Exercise prompt: Edit the rows from the start through the line with "The lifting collar 64a is at (189, 486).", replacing "lifting screws" with "threaded rods" and leaving everything else unchanged.

──────────────────────────────

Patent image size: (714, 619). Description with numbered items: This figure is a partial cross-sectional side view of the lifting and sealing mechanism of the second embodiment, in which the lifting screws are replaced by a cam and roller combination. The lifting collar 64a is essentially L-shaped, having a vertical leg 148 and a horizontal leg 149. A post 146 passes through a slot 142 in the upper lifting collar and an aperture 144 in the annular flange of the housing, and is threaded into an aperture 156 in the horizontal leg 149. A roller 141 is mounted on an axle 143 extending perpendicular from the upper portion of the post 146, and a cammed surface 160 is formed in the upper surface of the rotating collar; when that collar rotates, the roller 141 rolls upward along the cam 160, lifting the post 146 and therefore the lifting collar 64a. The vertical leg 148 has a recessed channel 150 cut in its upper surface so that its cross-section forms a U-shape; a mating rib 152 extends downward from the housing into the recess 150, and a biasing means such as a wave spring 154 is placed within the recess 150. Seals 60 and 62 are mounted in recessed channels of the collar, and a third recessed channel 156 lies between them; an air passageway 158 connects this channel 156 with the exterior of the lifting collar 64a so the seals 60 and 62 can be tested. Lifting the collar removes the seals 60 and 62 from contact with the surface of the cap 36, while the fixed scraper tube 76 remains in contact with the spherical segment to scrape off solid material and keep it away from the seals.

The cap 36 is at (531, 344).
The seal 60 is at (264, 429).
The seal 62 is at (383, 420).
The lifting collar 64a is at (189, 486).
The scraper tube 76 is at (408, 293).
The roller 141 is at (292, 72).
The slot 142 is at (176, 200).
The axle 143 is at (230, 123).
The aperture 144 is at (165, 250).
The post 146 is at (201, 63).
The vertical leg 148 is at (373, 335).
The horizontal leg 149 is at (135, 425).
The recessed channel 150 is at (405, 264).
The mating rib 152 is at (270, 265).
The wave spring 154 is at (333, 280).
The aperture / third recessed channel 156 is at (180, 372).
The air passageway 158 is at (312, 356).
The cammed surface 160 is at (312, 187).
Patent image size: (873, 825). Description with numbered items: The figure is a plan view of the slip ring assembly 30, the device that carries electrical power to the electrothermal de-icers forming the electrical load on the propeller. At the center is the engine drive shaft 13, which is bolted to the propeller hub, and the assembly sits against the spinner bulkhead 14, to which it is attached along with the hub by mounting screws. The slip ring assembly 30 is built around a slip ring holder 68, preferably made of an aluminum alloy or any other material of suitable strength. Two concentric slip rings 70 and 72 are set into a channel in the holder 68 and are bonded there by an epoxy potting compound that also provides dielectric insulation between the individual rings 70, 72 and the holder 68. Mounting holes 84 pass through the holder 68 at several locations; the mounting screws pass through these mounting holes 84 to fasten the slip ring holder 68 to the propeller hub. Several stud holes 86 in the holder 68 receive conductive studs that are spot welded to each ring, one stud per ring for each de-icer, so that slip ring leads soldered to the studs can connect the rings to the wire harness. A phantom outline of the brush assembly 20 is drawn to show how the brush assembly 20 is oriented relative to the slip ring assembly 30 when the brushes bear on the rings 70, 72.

──────────────────────────────

Answer for the task:
Patent image size: (714, 619). Description with numbered items: This figure is a partial cross-sectional side view of the lifting and sealing mechanism of the second embodiment, in which the threaded rods are replaced by a cam and roller combination. The lifting collar 64a is essentially L-shaped, having a vertical leg 148 and a horizontal leg 149. A post 146 passes through a slot 142 in the upper lifting collar and an aperture 144 in the annular flange of the housing, and is threaded into an aperture 156 in the horizontal leg 149. A roller 141 is mounted on an axle 143 extending perpendicular from the upper portion of the post 146, and a cammed surface 160 is formed in the upper surface of the rotating collar; when that collar rotates, the roller 141 rolls upward along the cam 160, lifting the post 146 and therefore the lifting collar 64a. The vertical leg 148 has a recessed channel 150 cut in its upper surface so that its cross-section forms a U-shape; a mating rib 152 extends downward from the housing into the recess 150, and a biasing means such as a wave spring 154 is placed within the recess 150. Seals 60 and 62 are mounted in recessed channels of the collar, and a third recessed channel 156 lies between them; an air passageway 158 connects this channel 156 with the exterior of the lifting collar 64a so the seals 60 and 62 can be tested. Lifting the collar removes the seals 60 and 62 from contact with the surface of the cap 36, while the fixed scraper tube 76 remains in contact with the spherical segment to scrape off solid material and keep it away from the seals.

The cap 36 is at (531, 344).
The seal 60 is at (264, 429).
The seal 62 is at (383, 420).
The lifting collar 64a is at (189, 486).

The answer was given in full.